• WHAT THE TASK ASKS
Scan the data for "approximately" and copy the lines it appears in.

Records from a dataset

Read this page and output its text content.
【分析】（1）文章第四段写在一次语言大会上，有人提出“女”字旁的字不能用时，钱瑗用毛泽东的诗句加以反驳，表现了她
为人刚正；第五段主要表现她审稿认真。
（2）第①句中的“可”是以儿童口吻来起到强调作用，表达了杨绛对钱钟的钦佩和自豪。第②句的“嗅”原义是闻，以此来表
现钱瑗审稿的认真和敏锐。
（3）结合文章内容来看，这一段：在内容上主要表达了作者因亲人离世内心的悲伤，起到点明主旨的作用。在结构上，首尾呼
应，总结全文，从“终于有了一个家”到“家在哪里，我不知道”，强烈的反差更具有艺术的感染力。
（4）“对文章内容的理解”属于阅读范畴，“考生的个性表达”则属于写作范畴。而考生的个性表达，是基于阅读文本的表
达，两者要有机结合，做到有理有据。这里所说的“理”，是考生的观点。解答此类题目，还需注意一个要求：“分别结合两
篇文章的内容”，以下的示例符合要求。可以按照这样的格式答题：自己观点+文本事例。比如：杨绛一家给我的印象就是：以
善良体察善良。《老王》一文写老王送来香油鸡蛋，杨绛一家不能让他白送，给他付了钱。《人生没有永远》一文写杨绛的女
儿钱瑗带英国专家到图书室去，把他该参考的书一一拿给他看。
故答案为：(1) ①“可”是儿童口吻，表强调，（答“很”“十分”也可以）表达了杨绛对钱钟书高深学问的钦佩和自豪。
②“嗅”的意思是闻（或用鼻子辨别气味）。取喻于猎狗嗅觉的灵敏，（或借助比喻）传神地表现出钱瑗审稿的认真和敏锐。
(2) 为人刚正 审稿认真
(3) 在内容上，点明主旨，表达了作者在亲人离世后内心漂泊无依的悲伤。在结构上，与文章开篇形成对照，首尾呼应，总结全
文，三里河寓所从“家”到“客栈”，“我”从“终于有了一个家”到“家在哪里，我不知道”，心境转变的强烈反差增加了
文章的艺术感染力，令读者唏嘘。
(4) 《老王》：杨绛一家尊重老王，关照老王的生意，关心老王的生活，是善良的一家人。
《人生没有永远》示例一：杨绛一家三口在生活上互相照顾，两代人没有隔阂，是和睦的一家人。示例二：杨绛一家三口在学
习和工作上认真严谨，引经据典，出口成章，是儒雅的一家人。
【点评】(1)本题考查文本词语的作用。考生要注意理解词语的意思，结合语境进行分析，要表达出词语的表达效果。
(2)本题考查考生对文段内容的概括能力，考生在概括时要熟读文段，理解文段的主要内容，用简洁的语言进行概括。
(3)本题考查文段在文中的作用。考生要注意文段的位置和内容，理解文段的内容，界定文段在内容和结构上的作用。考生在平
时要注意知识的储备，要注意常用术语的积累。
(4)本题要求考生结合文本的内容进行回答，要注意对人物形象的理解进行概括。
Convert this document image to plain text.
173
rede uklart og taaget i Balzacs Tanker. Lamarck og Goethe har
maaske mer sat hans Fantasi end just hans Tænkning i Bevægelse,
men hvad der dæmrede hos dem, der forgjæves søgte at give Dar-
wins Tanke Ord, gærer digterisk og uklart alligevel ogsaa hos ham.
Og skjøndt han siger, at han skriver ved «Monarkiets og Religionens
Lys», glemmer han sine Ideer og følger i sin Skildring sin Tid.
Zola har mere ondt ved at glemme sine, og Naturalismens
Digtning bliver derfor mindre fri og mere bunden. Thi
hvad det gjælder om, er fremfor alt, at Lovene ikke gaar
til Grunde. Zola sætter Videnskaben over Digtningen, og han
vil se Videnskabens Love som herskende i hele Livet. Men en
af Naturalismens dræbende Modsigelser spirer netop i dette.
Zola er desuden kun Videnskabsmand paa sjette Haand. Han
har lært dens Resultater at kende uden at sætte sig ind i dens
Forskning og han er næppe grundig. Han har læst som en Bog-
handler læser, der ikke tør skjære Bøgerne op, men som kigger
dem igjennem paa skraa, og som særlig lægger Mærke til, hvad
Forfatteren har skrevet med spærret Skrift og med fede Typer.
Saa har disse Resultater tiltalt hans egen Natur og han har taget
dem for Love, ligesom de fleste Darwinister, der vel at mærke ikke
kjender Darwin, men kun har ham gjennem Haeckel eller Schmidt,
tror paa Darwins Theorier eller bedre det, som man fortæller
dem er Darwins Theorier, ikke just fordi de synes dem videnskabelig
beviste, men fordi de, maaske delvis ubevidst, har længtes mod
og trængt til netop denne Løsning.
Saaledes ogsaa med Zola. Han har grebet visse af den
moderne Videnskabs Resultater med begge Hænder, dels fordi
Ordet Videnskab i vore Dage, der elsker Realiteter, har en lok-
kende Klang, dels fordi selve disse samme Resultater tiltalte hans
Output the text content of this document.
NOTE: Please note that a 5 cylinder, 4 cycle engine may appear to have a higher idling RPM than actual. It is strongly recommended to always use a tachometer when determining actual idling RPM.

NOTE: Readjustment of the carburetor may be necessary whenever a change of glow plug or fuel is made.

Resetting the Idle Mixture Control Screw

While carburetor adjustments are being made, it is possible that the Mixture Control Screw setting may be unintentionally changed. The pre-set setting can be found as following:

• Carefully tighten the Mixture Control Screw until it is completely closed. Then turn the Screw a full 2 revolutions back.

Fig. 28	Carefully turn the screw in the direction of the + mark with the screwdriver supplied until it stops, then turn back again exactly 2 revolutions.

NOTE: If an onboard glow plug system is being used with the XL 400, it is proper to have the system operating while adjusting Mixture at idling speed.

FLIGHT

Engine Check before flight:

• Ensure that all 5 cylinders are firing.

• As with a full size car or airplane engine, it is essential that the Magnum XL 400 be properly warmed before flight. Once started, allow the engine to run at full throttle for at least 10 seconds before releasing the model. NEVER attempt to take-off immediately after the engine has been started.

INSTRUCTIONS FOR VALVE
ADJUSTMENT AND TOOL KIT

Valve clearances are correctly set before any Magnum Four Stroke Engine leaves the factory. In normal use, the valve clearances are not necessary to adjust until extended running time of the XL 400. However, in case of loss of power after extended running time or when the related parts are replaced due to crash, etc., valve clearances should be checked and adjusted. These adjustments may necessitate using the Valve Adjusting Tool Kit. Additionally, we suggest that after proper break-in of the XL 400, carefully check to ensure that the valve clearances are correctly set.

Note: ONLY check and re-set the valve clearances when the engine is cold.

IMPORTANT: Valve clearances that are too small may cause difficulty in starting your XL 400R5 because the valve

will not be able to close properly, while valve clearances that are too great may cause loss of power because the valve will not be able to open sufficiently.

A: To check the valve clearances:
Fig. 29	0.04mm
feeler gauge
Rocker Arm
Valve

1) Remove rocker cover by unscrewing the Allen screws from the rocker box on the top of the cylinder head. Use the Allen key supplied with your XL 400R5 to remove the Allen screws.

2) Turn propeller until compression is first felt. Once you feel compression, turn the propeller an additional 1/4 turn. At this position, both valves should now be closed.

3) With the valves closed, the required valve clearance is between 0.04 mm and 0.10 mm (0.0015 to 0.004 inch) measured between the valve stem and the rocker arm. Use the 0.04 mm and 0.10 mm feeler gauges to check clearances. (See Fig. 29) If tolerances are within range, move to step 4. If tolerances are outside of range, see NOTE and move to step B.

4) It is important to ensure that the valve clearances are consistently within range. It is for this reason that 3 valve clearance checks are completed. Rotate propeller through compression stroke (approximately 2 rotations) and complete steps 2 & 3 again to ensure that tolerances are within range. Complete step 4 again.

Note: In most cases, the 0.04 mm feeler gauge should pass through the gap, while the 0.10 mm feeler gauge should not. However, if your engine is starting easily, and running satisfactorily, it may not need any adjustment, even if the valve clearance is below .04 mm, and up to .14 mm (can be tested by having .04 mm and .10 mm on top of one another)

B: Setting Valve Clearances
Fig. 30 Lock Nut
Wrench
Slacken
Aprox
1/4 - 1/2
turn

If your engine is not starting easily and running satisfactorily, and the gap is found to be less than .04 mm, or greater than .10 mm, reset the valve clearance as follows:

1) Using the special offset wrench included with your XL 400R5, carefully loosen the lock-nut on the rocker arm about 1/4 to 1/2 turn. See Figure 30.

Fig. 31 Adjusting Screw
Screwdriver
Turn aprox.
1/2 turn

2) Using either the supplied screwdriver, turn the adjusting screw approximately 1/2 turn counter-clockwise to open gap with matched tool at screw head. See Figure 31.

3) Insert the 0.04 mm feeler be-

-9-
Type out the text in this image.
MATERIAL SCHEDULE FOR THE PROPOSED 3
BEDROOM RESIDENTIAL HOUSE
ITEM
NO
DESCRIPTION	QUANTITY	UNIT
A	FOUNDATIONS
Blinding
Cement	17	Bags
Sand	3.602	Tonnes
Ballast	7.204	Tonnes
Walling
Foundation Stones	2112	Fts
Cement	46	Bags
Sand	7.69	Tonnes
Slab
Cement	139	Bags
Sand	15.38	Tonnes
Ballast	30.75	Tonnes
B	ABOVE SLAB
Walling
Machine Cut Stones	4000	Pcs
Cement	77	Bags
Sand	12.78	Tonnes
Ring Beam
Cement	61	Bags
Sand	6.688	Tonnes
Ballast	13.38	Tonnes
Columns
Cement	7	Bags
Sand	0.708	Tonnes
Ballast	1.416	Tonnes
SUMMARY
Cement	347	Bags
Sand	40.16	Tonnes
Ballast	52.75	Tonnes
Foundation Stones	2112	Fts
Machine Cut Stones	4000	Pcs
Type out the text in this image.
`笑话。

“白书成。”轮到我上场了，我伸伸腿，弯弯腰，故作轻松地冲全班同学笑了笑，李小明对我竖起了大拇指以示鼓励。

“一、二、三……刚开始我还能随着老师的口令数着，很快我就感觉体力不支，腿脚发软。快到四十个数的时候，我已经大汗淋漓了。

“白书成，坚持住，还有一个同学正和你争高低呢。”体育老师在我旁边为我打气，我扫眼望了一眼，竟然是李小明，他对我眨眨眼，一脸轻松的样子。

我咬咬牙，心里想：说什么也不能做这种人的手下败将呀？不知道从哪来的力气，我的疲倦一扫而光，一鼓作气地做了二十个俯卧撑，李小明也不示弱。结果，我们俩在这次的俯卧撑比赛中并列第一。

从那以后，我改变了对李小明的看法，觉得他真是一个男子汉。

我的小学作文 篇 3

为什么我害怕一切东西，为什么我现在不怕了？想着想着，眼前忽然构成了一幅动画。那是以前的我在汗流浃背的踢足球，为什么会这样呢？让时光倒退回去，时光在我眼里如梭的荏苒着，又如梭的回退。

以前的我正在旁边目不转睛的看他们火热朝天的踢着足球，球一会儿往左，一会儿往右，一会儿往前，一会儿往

• WRITTEN RESPONSE
4) It is important to ensure that the valve clearances are consistently within range. It is for this reason that 3 valve clearance checks are completed. Rotate propeller through compression stroke (approximately 2 rotations) and complete steps 2 & 3 again to ensure that tolerances are within range. Complete step 4 again.
2) Using either the supplied screwdriver, turn the adjusting screw approximately 1/2 turn counter-clockwise to open gap with matched tool at screw head. See Figure 31.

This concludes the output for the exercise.